**What this task involves**
Reproduce the following material exactly, including every line.

(Extracted records)
-*-*-
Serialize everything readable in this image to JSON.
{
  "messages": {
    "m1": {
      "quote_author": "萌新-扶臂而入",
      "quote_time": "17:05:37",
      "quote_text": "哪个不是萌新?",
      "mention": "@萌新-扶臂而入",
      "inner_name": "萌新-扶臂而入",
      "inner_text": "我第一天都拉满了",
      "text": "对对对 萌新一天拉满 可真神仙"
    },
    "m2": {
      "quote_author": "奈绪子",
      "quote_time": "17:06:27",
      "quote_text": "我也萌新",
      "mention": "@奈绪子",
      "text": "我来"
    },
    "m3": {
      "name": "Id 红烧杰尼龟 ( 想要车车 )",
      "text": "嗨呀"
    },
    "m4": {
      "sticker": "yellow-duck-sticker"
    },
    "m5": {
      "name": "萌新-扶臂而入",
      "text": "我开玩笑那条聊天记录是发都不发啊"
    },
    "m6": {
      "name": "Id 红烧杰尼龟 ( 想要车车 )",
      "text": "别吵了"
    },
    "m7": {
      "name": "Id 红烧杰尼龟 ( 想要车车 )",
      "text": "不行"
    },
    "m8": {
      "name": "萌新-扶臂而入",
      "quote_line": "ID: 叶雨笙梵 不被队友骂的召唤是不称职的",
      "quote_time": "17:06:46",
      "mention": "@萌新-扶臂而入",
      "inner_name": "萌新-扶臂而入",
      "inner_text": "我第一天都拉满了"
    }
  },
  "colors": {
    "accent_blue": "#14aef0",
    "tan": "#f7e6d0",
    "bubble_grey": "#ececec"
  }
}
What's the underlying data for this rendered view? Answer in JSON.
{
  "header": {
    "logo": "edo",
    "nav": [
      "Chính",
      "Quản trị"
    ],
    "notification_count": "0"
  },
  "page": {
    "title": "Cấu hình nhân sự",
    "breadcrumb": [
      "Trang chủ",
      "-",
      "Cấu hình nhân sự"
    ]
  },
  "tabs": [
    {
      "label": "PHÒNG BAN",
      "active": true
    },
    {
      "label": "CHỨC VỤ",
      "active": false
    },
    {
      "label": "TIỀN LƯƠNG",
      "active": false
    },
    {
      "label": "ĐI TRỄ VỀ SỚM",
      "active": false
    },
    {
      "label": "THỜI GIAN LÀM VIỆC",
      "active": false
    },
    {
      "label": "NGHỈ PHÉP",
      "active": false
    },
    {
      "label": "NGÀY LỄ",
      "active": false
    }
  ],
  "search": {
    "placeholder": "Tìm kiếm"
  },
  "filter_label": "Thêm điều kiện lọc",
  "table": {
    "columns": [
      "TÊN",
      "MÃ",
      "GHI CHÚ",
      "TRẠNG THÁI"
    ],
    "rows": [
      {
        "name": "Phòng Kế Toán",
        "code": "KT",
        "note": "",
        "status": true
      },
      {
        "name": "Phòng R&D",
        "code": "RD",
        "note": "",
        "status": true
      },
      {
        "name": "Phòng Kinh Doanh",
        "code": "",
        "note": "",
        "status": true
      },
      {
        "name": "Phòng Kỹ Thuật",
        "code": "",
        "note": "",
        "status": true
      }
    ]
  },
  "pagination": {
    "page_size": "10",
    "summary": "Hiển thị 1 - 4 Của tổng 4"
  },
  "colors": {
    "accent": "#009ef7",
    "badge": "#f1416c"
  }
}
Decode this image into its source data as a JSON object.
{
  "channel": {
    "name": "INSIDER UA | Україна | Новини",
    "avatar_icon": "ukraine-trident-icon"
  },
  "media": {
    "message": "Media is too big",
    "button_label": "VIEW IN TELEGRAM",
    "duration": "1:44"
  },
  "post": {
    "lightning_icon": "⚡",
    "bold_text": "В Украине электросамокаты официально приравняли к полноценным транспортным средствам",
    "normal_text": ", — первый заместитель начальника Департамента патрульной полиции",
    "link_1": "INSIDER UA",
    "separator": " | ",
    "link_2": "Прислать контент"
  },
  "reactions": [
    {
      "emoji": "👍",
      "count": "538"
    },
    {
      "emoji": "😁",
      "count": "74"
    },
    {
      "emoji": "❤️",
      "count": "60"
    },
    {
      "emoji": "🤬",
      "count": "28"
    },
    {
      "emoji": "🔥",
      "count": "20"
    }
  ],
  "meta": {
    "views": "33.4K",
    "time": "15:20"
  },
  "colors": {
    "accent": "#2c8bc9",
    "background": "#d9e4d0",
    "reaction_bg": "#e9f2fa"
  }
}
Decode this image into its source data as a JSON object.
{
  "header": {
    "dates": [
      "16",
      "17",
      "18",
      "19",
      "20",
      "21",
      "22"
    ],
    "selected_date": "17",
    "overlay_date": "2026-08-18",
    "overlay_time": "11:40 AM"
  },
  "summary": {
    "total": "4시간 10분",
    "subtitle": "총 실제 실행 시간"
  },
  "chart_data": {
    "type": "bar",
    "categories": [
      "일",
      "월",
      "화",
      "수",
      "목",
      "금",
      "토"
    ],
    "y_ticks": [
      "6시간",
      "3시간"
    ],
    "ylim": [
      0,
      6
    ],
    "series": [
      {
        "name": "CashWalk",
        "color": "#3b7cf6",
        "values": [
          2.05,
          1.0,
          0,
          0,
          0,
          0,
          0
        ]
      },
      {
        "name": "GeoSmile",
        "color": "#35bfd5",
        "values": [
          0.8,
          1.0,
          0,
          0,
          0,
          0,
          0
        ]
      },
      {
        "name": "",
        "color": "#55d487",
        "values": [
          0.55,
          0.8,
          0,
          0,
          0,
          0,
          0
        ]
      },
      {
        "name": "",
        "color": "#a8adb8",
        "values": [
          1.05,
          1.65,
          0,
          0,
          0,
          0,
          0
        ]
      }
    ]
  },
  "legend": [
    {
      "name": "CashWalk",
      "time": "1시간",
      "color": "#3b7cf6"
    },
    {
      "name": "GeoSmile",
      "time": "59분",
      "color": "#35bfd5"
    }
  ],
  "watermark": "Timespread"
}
-*-*-
**Exercise answer**
Serialize everything readable in this image to JSON.
{
  "messages": {
    "m1": {
      "quote_author": "萌新-扶臂而入",
      "quote_time": "17:05:37",
      "quote_text": "哪个不是萌新?",
      "mention": "@萌新-扶臂而入",
      "inner_name": "萌新-扶臂而入",
      "inner_text": "我第一天都拉满了",
      "text": "对对对 萌新一天拉满 可真神仙"
    },
    "m2": {
      "quote_author": "奈绪子",
      "quote_time": "17:06:27",
      "quote_text": "我也萌新",
      "mention": "@奈绪子",
      "text": "我来"
    },
    "m3": {
      "name": "Id 红烧杰尼龟 ( 想要车车 )",
      "text": "嗨呀"
    },
    "m4": {
      "sticker": "yellow-duck-sticker"
    },
    "m5": {
      "name": "萌新-扶臂而入",
      "text": "我开玩笑那条聊天记录是发都不发啊"
    },
    "m6": {
      "name": "Id 红烧杰尼龟 ( 想要车车 )",
      "text": "别吵了"
    },
    "m7": {
      "name": "Id 红烧杰尼龟 ( 想要车车 )",
      "text": "不行"
    },
    "m8": {
      "name": "萌新-扶臂而入",
      "quote_line": "ID: 叶雨笙梵 不被队友骂的召唤是不称职的",
      "quote_time": "17:06:46",
      "mention": "@萌新-扶臂而入",
      "inner_name": "萌新-扶臂而入",
      "inner_text": "我第一天都拉满了"
    }
  },
  "colors": {
    "accent_blue": "#14aef0",
    "tan": "#f7e6d0",
    "bubble_grey": "#ececec"
  }
}
What's the underlying data for this rendered view? Answer in JSON.
{
  "header": {
    "logo": "edo",
    "nav": [
      "Chính",
      "Quản trị"
    ],
    "notification_count": "0"
  },
  "page": {
    "title": "Cấu hình nhân sự",
    "breadcrumb": [
      "Trang chủ",
      "-",
      "Cấu hình nhân sự"
    ]
  },
  "tabs": [
    {
      "label": "PHÒNG BAN",
      "active": true
    },
    {
      "label": "CHỨC VỤ",
      "active": false
    },
    {
      "label": "TIỀN LƯƠNG",
      "active": false
    },
    {
      "label": "ĐI TRỄ VỀ SỚM",
      "active": false
    },
    {
      "label": "THỜI GIAN LÀM VIỆC",
      "active": false
    },
    {
      "label": "NGHỈ PHÉP",
      "active": false
    },
    {
      "label": "NGÀY LỄ",
      "active": false
    }
  ],
  "search": {
    "placeholder": "Tìm kiếm"
  },
  "filter_label": "Thêm điều kiện lọc",
  "table": {
    "columns": [
      "TÊN",
      "MÃ",
      "GHI CHÚ",
      "TRẠNG THÁI"
    ],
    "rows": [
      {
        "name": "Phòng Kế Toán",
        "code": "KT",
        "note": "",
        "status": true
      },
      {
        "name": "Phòng R&D",
        "code": "RD",
        "note": "",
        "status": true
      },
      {
        "name": "Phòng Kinh Doanh",
        "code": "",
        "note": "",
        "status": true
      },
      {
        "name": "Phòng Kỹ Thuật",
        "code": "",
        "note": "",
        "status": true
      }
    ]
  },
  "pagination": {
    "page_size": "10",
    "summary": "Hiển thị 1 - 4 Của tổng 4"
  },
  "colors": {
    "accent": "#009ef7",
    "badge": "#f1416c"
  }
}
Decode this image into its source data as a JSON object.
{
  "channel": {
    "name": "INSIDER UA | Україна | Новини",
    "avatar_icon": "ukraine-trident-icon"
  },
  "media": {
    "message": "Media is too big",
    "button_label": "VIEW IN TELEGRAM",
    "duration": "1:44"
  },
  "post": {
    "lightning_icon": "⚡",
    "bold_text": "В Украине электросамокаты официально приравняли к полноценным транспортным средствам",
    "normal_text": ", — первый заместитель начальника Департамента патрульной полиции",
    "link_1": "INSIDER UA",
    "separator": " | ",
    "link_2": "Прислать контент"
  },
  "reactions": [
    {
      "emoji": "👍",
      "count": "538"
    },
    {
      "emoji": "😁",
      "count": "74"
    },
    {
      "emoji": "❤️",
      "count": "60"
    },
    {
      "emoji": "🤬",
      "count": "28"
    },
    {
      "emoji": "🔥",
      "count": "20"
    }
  ],
  "meta": {
    "views": "33.4K",
    "time": "15:20"
  },
  "colors": {
    "accent": "#2c8bc9",
    "background": "#d9e4d0",
    "reaction_bg": "#e9f2fa"
  }
}
Decode this image into its source data as a JSON object.
{
  "header": {
    "dates": [
      "16",
      "17",
      "18",
      "19",
      "20",
      "21",
      "22"
    ],
    "selected_date": "17",
    "overlay_date": "2026-08-18",
    "overlay_time": "11:40 AM"
  },
  "summary": {
    "total": "4시간 10분",
    "subtitle": "총 실제 실행 시간"
  },
  "chart_data": {
    "type": "bar",
    "categories": [
      "일",
      "월",
      "화",
      "수",
      "목",
      "금",
      "토"
    ],
    "y_ticks": [
      "6시간",
      "3시간"
    ],
    "ylim": [
      0,
      6
    ],
    "series": [
      {
        "name": "CashWalk",
        "color": "#3b7cf6",
        "values": [
          2.05,
          1.0,
          0,
          0,
          0,
          0,
          0
        ]
      },
      {
        "name": "GeoSmile",
        "color": "#35bfd5",
        "values": [
          0.8,
          1.0,
          0,
          0,
          0,
          0,
          0
        ]
      },
      {
        "name": "",
        "color": "#55d487",
        "values": [
          0.55,
          0.8,
          0,
          0,
          0,
          0,
          0
        ]
      },
      {
        "name": "",
        "color": "#a8adb8",
        "values": [
          1.05,
          1.65,
          0,
          0,
          0,
          0,
          0
        ]
      }
    ]
  },
  "legend": [
    {
      "name": "CashWalk",
      "time": "1시간",
      "color": "#3b7cf6"
    },
    {
      "name": "GeoSmile",
      "time": "59분",
      "color": "#35bfd5"
    }
  ],
  "watermark": "Timespread"
}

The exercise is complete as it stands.